## TASK OBJECTIVE:
Copy out all the entries exactly.

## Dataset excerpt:

------------------------------------------------------------

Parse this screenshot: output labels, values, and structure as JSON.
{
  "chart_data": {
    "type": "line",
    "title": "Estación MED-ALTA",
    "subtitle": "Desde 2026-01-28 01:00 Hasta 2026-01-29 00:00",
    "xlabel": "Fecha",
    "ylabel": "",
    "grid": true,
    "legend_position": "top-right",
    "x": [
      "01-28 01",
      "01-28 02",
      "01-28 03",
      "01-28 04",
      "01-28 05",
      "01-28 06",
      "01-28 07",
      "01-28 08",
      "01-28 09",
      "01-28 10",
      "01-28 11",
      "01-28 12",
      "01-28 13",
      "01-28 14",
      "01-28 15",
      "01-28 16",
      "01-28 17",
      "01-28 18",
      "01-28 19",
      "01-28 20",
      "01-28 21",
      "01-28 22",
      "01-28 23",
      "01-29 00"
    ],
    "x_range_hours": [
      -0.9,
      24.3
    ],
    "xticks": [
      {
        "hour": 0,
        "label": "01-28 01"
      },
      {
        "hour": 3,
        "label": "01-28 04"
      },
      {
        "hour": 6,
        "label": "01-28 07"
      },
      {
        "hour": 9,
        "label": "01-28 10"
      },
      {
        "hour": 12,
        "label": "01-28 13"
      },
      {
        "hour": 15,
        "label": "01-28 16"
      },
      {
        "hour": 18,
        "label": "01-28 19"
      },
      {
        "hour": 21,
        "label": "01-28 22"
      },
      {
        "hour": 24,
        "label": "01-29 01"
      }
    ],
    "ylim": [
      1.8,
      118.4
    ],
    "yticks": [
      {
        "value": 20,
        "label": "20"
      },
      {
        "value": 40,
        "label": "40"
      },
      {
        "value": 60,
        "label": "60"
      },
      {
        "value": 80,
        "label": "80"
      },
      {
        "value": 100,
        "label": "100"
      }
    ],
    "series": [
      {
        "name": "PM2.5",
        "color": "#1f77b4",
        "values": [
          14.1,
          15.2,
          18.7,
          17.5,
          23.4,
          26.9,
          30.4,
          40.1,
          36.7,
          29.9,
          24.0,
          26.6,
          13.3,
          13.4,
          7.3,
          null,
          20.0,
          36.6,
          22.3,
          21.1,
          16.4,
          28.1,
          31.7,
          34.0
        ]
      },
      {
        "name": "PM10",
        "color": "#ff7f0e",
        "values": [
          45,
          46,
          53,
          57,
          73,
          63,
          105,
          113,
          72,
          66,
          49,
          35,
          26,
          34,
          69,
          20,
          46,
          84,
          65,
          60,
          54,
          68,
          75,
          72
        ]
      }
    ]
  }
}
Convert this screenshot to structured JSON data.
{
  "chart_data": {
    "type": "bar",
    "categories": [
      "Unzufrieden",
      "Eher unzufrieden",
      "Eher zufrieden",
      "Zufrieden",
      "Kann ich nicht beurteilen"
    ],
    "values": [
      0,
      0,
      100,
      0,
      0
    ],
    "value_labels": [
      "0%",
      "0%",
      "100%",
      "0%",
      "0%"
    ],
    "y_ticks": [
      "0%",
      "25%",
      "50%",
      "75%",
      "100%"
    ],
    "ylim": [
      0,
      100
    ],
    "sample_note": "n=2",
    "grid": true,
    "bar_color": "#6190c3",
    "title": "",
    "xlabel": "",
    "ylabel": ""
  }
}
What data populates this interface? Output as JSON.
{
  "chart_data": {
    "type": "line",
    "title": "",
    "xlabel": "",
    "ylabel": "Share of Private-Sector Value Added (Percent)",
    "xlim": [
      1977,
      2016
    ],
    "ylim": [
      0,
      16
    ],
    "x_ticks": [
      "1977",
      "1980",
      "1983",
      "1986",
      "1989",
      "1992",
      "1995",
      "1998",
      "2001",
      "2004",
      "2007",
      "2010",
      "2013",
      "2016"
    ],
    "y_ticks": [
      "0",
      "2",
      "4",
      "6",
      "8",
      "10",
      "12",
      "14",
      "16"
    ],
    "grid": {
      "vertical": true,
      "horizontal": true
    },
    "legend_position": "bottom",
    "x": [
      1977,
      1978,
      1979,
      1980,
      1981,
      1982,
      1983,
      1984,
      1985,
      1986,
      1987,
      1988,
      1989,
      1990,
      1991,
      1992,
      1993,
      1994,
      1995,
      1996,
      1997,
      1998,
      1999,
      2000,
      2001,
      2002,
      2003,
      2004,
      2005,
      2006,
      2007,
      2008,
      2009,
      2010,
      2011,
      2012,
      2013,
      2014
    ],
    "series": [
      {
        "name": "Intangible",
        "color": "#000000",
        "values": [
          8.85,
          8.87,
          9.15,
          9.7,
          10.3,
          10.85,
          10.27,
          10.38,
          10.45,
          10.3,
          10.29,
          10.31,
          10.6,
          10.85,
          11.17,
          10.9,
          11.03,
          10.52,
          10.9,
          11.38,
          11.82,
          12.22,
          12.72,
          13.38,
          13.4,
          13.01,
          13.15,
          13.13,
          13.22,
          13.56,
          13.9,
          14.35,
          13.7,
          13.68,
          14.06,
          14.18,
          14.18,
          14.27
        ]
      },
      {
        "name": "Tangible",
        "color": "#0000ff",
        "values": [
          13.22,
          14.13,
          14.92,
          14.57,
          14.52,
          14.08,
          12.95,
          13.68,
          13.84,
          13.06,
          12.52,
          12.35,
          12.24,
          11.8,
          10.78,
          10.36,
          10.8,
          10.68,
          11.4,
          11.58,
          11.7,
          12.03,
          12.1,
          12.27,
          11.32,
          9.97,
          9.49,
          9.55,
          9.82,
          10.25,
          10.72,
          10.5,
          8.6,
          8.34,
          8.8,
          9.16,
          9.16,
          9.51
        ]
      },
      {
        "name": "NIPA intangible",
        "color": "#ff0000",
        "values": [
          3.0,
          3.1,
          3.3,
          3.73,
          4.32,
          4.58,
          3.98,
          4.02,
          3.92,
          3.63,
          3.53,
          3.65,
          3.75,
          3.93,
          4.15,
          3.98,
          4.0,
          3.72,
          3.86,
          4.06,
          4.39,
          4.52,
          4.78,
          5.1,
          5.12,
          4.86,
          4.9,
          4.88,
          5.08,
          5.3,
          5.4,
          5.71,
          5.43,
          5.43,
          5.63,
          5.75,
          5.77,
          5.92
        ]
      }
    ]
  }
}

------------------------------------------------------------

## CORRECT OUTPUT:
Parse this screenshot: output labels, values, and structure as JSON.
{
  "chart_data": {
    "type": "line",
    "title": "Estación MED-ALTA",
    "subtitle": "Desde 2026-01-28 01:00 Hasta 2026-01-29 00:00",
    "xlabel": "Fecha",
    "ylabel": "",
    "grid": true,
    "legend_position": "top-right",
    "x": [
      "01-28 01",
      "01-28 02",
      "01-28 03",
      "01-28 04",
      "01-28 05",
      "01-28 06",
      "01-28 07",
      "01-28 08",
      "01-28 09",
      "01-28 10",
      "01-28 11",
      "01-28 12",
      "01-28 13",
      "01-28 14",
      "01-28 15",
      "01-28 16",
      "01-28 17",
      "01-28 18",
      "01-28 19",
      "01-28 20",
      "01-28 21",
      "01-28 22",
      "01-28 23",
      "01-29 00"
    ],
    "x_range_hours": [
      -0.9,
      24.3
    ],
    "xticks": [
      {
        "hour": 0,
        "label": "01-28 01"
      },
      {
        "hour": 3,
        "label": "01-28 04"
      },
      {
        "hour": 6,
        "label": "01-28 07"
      },
      {
        "hour": 9,
        "label": "01-28 10"
      },
      {
        "hour": 12,
        "label": "01-28 13"
      },
      {
        "hour": 15,
        "label": "01-28 16"
      },
      {
        "hour": 18,
        "label": "01-28 19"
      },
      {
        "hour": 21,
        "label": "01-28 22"
      },
      {
        "hour": 24,
        "label": "01-29 01"
      }
    ],
    "ylim": [
      1.8,
      118.4
    ],
    "yticks": [
      {
        "value": 20,
        "label": "20"
      },
      {
        "value": 40,
        "label": "40"
      },
      {
        "value": 60,
        "label": "60"
      },
      {
        "value": 80,
        "label": "80"
      },
      {
        "value": 100,
        "label": "100"
      }
    ],
    "series": [
      {
        "name": "PM2.5",
        "color": "#1f77b4",
        "values": [
          14.1,
          15.2,
          18.7,
          17.5,
          23.4,
          26.9,
          30.4,
          40.1,
          36.7,
          29.9,
          24.0,
          26.6,
          13.3,
          13.4,
          7.3,
          null,
          20.0,
          36.6,
          22.3,
          21.1,
          16.4,
          28.1,
          31.7,
          34.0
        ]
      },
      {
        "name": "PM10",
        "color": "#ff7f0e",
        "values": [
          45,
          46,
          53,
          57,
          73,
          63,
          105,
          113,
          72,
          66,
          49,
          35,
          26,
          34,
          69,
          20,
          46,
          84,
          65,
          60,
          54,
          68,
          75,
          72
        ]
      }
    ]
  }
}
Convert this screenshot to structured JSON data.
{
  "chart_data": {
    "type": "bar",
    "categories": [
      "Unzufrieden",
      "Eher unzufrieden",
      "Eher zufrieden",
      "Zufrieden",
      "Kann ich nicht beurteilen"
    ],
    "values": [
      0,
      0,
      100,
      0,
      0
    ],
    "value_labels": [
      "0%",
      "0%",
      "100%",
      "0%",
      "0%"
    ],
    "y_ticks": [
      "0%",
      "25%",
      "50%",
      "75%",
      "100%"
    ],
    "ylim": [
      0,
      100
    ],
    "sample_note": "n=2",
    "grid": true,
    "bar_color": "#6190c3",
    "title": "",
    "xlabel": "",
    "ylabel": ""
  }
}
What data populates this interface? Output as JSON.
{
  "chart_data": {
    "type": "line",
    "title": "",
    "xlabel": "",
    "ylabel": "Share of Private-Sector Value Added (Percent)",
    "xlim": [
      1977,
      2016
    ],
    "ylim": [
      0,
      16
    ],
    "x_ticks": [
      "1977",
      "1980",
      "1983",
      "1986",
      "1989",
      "1992",
      "1995",
      "1998",
      "2001",
      "2004",
      "2007",
      "2010",
      "2013",
      "2016"
    ],
    "y_ticks": [
      "0",
      "2",
      "4",
      "6",
      "8",
      "10",
      "12",
      "14",
      "16"
    ],
    "grid": {
      "vertical": true,
      "horizontal": true
    },
    "legend_position": "bottom",
    "x": [
      1977,
      1978,
      1979,
      1980,
      1981,
      1982,
      1983,
      1984,
      1985,
      1986,
      1987,
      1988,
      1989,
      1990,
      1991,
      1992,
      1993,
      1994,
      1995,
      1996,
      1997,
      1998,
      1999,
      2000,
      2001,
      2002,
      2003,
      2004,
      2005,
      2006,
      2007,
      2008,
      2009,
      2010,
      2011,
      2012,
      2013,
      2014
    ],
    "series": [
      {
        "name": "Intangible",
        "color": "#000000",
        "values": [
          8.85,
          8.87,
          9.15,
          9.7,
          10.3,
          10.85,
          10.27,
          10.38,
          10.45,
          10.3,
          10.29,
          10.31,
          10.6,
          10.85,
          11.17,
          10.9,
          11.03,
          10.52,
          10.9,
          11.38,
          11.82,
          12.22,
          12.72,
          13.38,
          13.4,
          13.01,
          13.15,
          13.13,
          13.22,
          13.56,
          13.9,
          14.35,
          13.7,
          13.68,
          14.06,
          14.18,
          14.18,
          14.27
        ]
      },
      {
        "name": "Tangible",
        "color": "#0000ff",
        "values": [
          13.22,
          14.13,
          14.92,
          14.57,
          14.52,
          14.08,
          12.95,
          13.68,
          13.84,
          13.06,
          12.52,
          12.35,
          12.24,
          11.8,
          10.78,
          10.36,
          10.8,
          10.68,
          11.4,
          11.58,
          11.7,
          12.03,
          12.1,
          12.27,
          11.32,
          9.97,
          9.49,
          9.55,
          9.82,
          10.25,
          10.72,
          10.5,
          8.6,
          8.34,
          8.8,
          9.16,
          9.16,
          9.51
        ]
      },
      {
        "name": "NIPA intangible",
        "color": "#ff0000",
        "values": [
          3.0,
          3.1,
          3.3,
          3.73,
          4.32,
          4.58,
          3.98,
          4.02,
          3.92,
          3.63,
          3.53,
          3.65,
          3.75,
          3.93,
          4.15,
          3.98,
          4.0,
          3.72,
          3.86,
          4.06,
          4.39,
          4.52,
          4.78,
          5.1,
          5.12,
          4.86,
          4.9,
          4.88,
          5.08,
          5.3,
          5.4,
          5.71,
          5.43,
          5.43,
          5.63,
          5.75,
          5.77,
          5.92
        ]
      }
    ]
  }
}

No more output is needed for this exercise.